Objective:
Answer with one number: the count of lines in the listing below that hold the word "Menyimpulkan".

Available records:
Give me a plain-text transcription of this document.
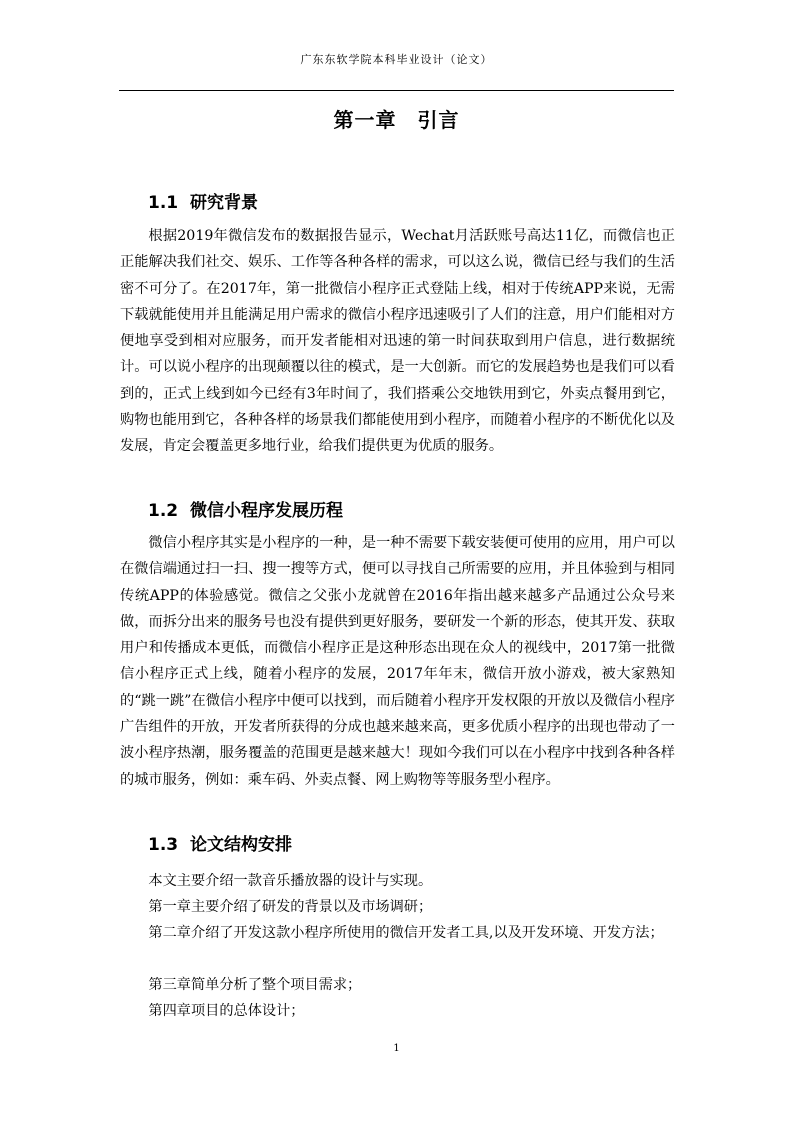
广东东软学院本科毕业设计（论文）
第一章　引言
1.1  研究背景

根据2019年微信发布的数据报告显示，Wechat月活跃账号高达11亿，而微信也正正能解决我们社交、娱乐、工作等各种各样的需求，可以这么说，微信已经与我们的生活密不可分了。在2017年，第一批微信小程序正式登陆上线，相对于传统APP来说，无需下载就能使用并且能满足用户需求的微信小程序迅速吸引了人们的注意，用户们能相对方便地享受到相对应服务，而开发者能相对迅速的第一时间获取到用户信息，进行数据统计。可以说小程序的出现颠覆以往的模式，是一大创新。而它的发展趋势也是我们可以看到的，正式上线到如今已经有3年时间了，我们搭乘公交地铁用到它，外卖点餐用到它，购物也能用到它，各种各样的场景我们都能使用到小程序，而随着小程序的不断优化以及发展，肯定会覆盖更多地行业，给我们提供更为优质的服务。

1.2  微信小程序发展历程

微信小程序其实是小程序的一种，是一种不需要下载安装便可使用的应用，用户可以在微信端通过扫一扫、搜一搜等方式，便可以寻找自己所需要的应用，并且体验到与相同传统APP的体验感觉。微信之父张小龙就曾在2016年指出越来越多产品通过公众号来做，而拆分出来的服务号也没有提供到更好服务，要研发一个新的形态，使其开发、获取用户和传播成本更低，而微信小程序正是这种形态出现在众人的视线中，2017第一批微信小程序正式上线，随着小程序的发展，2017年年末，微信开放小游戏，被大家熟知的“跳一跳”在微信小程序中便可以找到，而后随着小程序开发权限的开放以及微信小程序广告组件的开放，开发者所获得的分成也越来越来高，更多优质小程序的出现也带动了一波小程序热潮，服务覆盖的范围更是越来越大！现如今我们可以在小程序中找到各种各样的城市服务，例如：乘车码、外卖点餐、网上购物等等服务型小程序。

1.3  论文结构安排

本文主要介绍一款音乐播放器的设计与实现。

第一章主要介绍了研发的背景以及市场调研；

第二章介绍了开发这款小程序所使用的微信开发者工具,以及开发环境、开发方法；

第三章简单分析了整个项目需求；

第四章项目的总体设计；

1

--

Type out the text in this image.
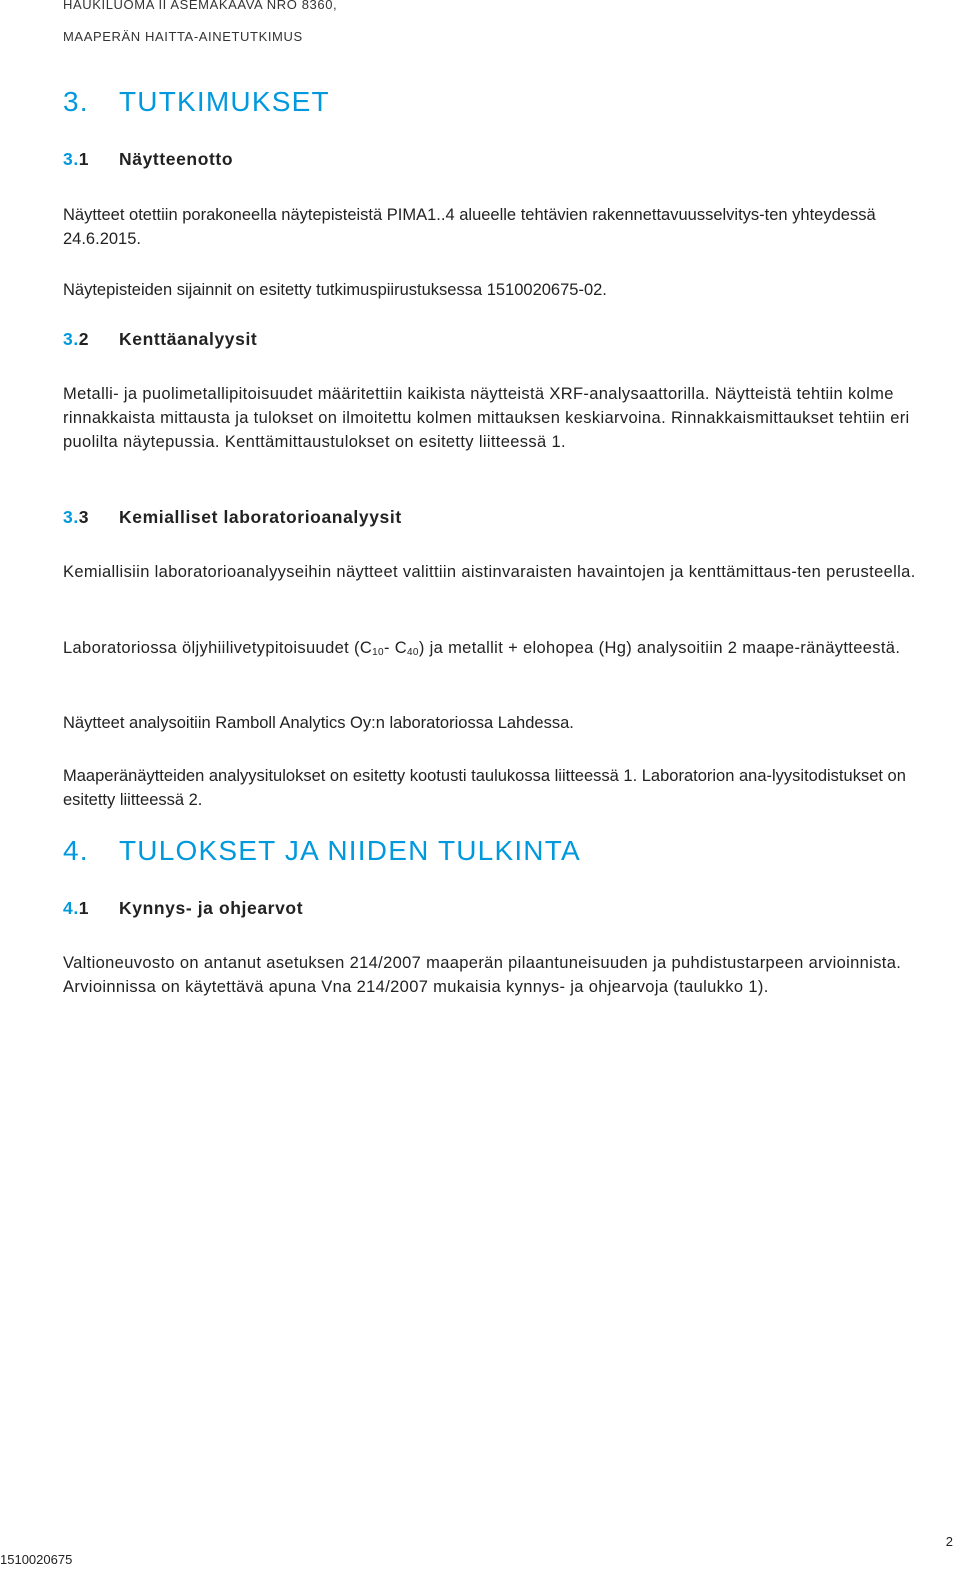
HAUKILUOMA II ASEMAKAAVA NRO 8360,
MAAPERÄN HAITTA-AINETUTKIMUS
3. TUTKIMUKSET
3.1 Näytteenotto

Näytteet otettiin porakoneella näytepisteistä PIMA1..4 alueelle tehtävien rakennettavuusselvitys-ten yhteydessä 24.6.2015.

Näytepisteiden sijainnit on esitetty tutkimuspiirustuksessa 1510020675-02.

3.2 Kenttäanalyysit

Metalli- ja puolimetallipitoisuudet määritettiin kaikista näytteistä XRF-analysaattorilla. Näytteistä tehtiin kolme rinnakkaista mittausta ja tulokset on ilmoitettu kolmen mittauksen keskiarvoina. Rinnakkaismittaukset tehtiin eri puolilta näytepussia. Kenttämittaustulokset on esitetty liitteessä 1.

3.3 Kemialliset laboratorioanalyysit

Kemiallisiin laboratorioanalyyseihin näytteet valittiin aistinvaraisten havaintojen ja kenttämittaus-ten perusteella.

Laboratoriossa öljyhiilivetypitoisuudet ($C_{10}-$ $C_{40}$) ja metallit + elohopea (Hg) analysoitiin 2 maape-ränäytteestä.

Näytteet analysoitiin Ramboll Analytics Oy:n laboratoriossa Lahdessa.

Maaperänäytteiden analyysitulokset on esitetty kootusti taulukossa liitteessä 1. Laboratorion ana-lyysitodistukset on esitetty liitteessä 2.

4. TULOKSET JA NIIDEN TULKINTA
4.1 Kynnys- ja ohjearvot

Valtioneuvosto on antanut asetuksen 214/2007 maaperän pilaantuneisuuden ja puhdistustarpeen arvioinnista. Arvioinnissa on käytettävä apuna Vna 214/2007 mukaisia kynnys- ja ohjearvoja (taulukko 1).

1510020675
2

* * *

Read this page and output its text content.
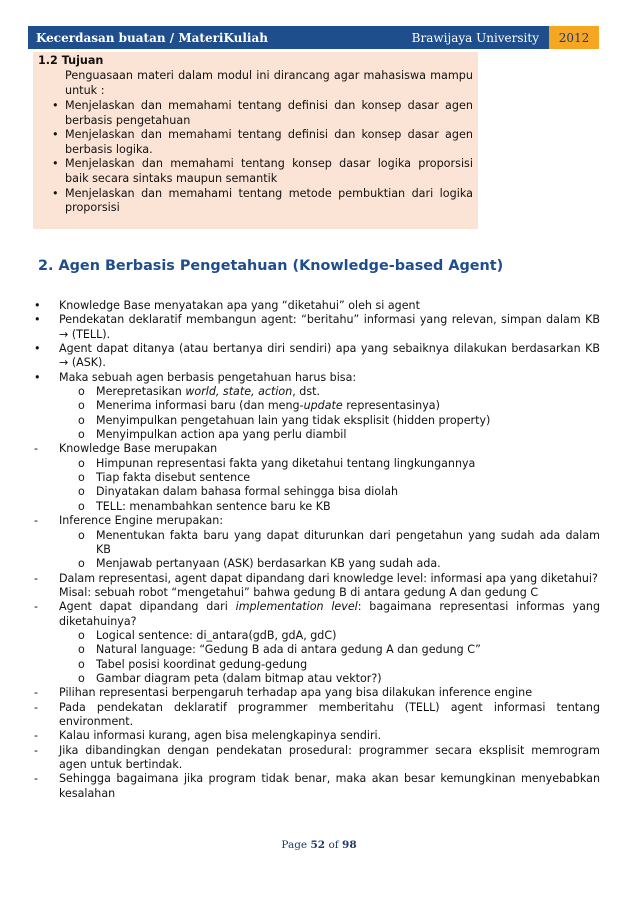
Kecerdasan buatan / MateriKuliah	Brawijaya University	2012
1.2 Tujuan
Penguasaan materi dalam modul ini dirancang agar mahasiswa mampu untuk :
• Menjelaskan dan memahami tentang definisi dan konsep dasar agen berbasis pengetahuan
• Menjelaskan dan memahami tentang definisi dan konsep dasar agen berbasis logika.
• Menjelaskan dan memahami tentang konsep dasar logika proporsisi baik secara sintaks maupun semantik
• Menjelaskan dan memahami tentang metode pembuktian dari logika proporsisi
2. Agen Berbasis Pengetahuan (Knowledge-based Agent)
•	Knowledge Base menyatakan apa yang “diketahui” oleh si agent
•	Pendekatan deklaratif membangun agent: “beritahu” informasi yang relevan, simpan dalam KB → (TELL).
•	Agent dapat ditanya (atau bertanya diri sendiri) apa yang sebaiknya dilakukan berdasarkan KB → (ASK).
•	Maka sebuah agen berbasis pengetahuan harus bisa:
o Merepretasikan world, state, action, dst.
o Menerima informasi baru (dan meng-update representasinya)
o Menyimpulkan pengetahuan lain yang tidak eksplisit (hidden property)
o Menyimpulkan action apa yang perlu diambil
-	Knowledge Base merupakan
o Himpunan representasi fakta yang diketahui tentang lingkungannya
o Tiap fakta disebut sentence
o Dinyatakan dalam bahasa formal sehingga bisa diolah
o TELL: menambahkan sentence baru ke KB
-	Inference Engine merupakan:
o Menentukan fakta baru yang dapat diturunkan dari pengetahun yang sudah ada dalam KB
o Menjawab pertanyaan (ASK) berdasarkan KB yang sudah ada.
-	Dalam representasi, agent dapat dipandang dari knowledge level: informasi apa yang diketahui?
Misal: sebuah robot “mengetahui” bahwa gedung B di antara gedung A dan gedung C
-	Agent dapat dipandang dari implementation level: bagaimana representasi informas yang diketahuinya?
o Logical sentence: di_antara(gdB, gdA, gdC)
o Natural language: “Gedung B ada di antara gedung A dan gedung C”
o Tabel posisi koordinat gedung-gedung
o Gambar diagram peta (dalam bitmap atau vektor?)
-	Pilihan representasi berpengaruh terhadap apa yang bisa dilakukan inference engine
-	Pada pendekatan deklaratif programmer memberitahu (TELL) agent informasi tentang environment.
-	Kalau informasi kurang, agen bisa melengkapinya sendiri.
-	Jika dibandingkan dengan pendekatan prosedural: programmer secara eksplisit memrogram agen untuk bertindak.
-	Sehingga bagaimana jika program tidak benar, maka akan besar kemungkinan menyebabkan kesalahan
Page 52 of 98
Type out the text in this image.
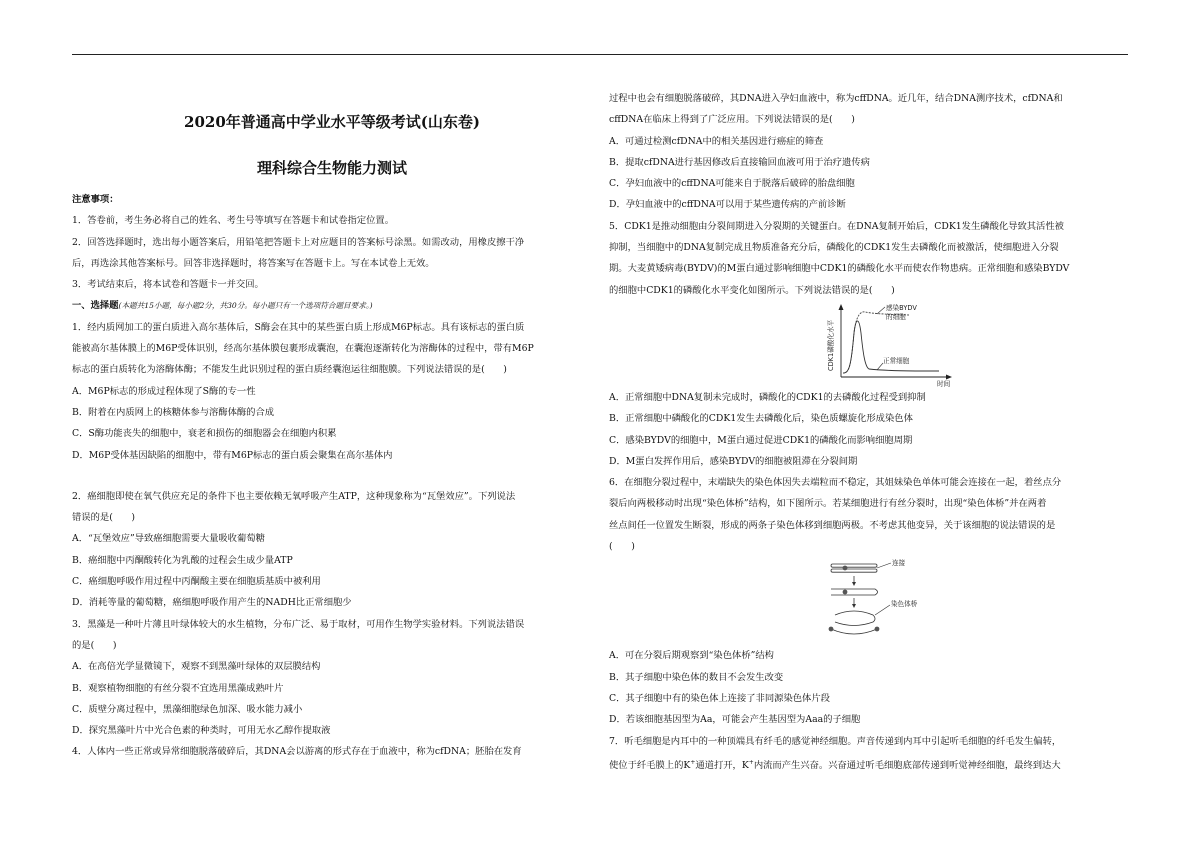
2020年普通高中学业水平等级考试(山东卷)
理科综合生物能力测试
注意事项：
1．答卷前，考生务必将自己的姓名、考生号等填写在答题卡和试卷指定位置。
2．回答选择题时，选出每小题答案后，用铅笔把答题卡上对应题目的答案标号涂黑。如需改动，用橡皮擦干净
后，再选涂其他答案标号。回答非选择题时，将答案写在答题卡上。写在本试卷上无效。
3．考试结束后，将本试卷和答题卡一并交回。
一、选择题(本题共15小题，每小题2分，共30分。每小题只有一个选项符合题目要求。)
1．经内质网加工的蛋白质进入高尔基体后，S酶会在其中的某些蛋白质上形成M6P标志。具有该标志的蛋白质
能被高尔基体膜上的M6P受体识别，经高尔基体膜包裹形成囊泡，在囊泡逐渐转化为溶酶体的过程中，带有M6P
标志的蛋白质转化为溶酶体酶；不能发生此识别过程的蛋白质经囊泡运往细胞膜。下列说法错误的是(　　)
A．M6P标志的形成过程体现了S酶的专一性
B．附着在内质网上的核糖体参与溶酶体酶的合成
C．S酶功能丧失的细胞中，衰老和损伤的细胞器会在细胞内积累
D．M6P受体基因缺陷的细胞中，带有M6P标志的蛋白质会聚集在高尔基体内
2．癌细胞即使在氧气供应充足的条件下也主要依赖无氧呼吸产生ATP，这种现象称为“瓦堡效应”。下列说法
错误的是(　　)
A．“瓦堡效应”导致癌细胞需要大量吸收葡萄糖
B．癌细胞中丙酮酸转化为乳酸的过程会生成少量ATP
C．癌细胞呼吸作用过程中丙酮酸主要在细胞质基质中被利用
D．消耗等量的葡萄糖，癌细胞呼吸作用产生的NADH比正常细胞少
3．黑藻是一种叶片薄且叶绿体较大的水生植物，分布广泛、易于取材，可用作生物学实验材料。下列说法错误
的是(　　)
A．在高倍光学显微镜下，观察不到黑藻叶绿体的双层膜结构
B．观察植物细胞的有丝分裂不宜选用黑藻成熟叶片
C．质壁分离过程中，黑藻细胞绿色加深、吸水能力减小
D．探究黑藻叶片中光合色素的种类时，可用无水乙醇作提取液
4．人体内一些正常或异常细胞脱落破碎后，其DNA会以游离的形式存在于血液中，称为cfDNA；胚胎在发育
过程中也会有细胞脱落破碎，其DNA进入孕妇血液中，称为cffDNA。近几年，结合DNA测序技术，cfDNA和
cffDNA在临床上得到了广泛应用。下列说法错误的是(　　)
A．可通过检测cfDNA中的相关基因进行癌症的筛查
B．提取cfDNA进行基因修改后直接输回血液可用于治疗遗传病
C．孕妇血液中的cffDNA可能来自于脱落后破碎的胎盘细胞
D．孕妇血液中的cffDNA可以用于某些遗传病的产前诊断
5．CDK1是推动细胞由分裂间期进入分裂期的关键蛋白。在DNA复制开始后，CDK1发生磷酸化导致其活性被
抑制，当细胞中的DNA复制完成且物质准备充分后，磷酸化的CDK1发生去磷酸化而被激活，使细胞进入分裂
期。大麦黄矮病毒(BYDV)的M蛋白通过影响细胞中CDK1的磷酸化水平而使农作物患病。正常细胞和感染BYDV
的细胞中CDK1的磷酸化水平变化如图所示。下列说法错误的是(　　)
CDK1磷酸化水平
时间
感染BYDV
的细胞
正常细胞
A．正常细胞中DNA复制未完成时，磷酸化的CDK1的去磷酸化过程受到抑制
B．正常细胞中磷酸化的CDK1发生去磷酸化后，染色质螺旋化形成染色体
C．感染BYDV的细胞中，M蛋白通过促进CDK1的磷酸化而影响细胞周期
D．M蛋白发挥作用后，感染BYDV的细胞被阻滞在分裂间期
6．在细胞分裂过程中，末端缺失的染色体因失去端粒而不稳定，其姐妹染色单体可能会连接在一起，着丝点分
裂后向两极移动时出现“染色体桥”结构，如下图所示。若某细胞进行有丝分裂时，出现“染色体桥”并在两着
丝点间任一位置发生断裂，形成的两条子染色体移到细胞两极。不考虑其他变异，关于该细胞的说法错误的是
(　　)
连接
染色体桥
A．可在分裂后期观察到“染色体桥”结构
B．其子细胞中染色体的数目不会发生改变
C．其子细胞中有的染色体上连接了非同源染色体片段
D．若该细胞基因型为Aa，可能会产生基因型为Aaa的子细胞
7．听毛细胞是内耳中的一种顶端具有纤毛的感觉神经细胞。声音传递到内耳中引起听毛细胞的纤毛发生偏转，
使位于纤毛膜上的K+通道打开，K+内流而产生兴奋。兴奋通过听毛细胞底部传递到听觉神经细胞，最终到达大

Exercise output:
2